Required task: Repeat every line of the material, character for character.

Rows:
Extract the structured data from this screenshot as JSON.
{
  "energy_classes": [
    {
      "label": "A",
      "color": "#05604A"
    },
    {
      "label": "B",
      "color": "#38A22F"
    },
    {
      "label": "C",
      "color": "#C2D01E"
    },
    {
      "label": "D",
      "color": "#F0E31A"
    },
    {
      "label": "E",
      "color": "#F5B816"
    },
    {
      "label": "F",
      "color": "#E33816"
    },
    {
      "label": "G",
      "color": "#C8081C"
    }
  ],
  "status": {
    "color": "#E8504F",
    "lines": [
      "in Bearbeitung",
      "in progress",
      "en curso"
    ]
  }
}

Task answer:
Extract the structured data from this screenshot as JSON.
{
  "energy_classes": [
    {
      "label": "A",
      "color": "#05604A"
    },
    {
      "label": "B",
      "color": "#38A22F"
    },
    {
      "label": "C",
      "color": "#C2D01E"
    },
    {
      "label": "D",
      "color": "#F0E31A"
    },
    {
      "label": "E",
      "color": "#F5B816"
    },
    {
      "label": "F",
      "color": "#E33816"
    },
    {
      "label": "G",
      "color": "#C8081C"
    }
  ],
  "status": {
    "color": "#E8504F",
    "lines": [
      "in Bearbeitung",
      "in progress",
      "en curso"
    ]
  }
}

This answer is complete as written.